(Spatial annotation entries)
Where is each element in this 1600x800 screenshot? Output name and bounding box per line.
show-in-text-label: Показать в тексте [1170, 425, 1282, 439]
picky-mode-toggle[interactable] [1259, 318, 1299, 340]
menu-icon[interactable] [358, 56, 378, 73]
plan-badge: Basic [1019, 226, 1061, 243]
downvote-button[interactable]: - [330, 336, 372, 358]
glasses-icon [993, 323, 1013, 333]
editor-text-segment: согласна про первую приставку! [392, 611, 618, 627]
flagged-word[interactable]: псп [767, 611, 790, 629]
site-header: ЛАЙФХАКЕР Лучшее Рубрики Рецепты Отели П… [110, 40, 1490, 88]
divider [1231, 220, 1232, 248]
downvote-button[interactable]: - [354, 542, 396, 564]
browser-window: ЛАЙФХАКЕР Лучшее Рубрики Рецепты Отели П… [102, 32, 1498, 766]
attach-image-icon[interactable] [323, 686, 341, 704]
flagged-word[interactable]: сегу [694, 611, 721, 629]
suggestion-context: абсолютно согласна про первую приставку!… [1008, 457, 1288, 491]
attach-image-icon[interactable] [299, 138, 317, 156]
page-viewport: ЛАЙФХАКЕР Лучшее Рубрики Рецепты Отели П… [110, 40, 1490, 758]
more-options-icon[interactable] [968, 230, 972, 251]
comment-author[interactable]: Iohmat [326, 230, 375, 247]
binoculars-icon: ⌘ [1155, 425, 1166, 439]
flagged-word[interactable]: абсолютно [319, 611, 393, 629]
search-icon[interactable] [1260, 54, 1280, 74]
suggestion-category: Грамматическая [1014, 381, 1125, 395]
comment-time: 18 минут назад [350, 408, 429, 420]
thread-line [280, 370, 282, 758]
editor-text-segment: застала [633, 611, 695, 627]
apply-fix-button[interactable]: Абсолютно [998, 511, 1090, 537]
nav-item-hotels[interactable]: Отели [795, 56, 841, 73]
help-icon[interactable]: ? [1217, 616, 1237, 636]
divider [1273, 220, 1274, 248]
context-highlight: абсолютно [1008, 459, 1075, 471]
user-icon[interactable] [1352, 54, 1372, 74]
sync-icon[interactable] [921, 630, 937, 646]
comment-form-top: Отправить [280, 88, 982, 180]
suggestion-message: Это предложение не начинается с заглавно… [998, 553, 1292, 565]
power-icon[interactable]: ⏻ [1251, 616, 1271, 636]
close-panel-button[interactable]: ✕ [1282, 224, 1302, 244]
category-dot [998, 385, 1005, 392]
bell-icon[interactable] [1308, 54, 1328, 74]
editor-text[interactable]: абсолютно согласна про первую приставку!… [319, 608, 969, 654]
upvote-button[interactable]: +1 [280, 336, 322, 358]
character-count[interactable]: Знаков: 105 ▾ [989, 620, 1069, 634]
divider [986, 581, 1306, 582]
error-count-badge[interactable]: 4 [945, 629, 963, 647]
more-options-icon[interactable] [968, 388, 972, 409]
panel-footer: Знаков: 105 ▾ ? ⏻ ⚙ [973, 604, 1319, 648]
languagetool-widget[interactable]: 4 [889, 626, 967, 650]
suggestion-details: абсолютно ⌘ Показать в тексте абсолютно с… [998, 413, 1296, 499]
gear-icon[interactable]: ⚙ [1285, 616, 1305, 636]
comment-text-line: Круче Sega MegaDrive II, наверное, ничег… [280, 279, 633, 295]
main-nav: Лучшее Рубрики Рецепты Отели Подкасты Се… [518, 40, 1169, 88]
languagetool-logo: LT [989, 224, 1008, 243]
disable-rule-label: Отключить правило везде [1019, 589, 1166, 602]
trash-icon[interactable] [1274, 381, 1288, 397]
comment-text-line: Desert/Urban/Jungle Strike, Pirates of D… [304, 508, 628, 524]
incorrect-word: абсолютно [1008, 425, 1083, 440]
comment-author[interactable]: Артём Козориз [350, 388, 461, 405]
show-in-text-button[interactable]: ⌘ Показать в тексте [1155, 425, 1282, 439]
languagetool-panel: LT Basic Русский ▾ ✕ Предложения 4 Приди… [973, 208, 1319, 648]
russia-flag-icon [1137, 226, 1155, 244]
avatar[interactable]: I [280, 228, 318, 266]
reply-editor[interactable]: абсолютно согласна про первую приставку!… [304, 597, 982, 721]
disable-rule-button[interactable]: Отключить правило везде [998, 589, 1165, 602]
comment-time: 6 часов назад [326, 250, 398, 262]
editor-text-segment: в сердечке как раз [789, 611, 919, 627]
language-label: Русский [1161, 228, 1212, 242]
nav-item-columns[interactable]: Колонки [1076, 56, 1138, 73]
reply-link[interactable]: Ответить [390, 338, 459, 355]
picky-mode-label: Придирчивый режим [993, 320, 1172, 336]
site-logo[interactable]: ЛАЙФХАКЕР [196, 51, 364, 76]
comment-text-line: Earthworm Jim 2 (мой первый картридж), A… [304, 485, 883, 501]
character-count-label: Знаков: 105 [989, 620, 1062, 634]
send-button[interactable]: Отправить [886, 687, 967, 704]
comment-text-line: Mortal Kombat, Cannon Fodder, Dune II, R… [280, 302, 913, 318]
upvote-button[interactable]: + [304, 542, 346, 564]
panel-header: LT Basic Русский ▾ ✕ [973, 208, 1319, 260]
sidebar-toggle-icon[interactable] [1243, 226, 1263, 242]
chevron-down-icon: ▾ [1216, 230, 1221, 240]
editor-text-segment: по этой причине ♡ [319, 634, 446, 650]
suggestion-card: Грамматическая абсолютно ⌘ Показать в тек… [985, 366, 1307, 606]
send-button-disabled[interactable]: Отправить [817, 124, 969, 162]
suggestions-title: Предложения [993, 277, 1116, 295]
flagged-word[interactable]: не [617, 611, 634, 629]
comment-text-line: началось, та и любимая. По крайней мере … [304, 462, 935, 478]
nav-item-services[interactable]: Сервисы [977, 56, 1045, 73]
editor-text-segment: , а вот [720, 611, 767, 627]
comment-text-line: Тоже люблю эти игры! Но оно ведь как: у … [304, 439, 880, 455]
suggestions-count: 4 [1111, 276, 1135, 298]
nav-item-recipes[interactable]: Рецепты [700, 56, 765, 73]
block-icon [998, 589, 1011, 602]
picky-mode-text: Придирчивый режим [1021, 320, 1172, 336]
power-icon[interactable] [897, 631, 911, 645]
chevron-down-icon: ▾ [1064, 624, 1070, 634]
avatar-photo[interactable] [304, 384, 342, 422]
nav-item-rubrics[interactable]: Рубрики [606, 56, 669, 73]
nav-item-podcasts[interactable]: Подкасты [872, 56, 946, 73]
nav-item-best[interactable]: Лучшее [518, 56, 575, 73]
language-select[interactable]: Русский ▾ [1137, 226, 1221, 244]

▶ [YOUR OBJECTIVE]:
Please output the records from the start through the line that contains "power-icon[interactable]: ⏻ [1251, 616, 1271, 636]", inclusive, reproducing each line verbatim.

▶ [WRITTEN SOLUTION]:
Where is each element in this 1600x800 screenshot? Output name and bounding box per line.
show-in-text-label: Показать в тексте [1170, 425, 1282, 439]
picky-mode-toggle[interactable] [1259, 318, 1299, 340]
menu-icon[interactable] [358, 56, 378, 73]
plan-badge: Basic [1019, 226, 1061, 243]
downvote-button[interactable]: - [330, 336, 372, 358]
glasses-icon [993, 323, 1013, 333]
editor-text-segment: согласна про первую приставку! [392, 611, 618, 627]
flagged-word[interactable]: псп [767, 611, 790, 629]
site-header: ЛАЙФХАКЕР Лучшее Рубрики Рецепты Отели П… [110, 40, 1490, 88]
divider [1231, 220, 1232, 248]
downvote-button[interactable]: - [354, 542, 396, 564]
browser-window: ЛАЙФХАКЕР Лучшее Рубрики Рецепты Отели П… [102, 32, 1498, 766]
attach-image-icon[interactable] [323, 686, 341, 704]
flagged-word[interactable]: сегу [694, 611, 721, 629]
suggestion-context: абсолютно согласна про первую приставку!… [1008, 457, 1288, 491]
attach-image-icon[interactable] [299, 138, 317, 156]
page-viewport: ЛАЙФХАКЕР Лучшее Рубрики Рецепты Отели П… [110, 40, 1490, 758]
more-options-icon[interactable] [968, 230, 972, 251]
comment-author[interactable]: Iohmat [326, 230, 375, 247]
binoculars-icon: ⌘ [1155, 425, 1166, 439]
flagged-word[interactable]: абсолютно [319, 611, 393, 629]
search-icon[interactable] [1260, 54, 1280, 74]
suggestion-category: Грамматическая [1014, 381, 1125, 395]
comment-time: 18 минут назад [350, 408, 429, 420]
thread-line [280, 370, 282, 758]
editor-text-segment: застала [633, 611, 695, 627]
apply-fix-button[interactable]: Абсолютно [998, 511, 1090, 537]
nav-item-hotels[interactable]: Отели [795, 56, 841, 73]
help-icon[interactable]: ? [1217, 616, 1237, 636]
divider [1273, 220, 1274, 248]
context-highlight: абсолютно [1008, 459, 1075, 471]
user-icon[interactable] [1352, 54, 1372, 74]
sync-icon[interactable] [921, 630, 937, 646]
comment-form-top: Отправить [280, 88, 982, 180]
suggestion-message: Это предложение не начинается с заглавно… [998, 553, 1292, 565]
power-icon[interactable]: ⏻ [1251, 616, 1271, 636]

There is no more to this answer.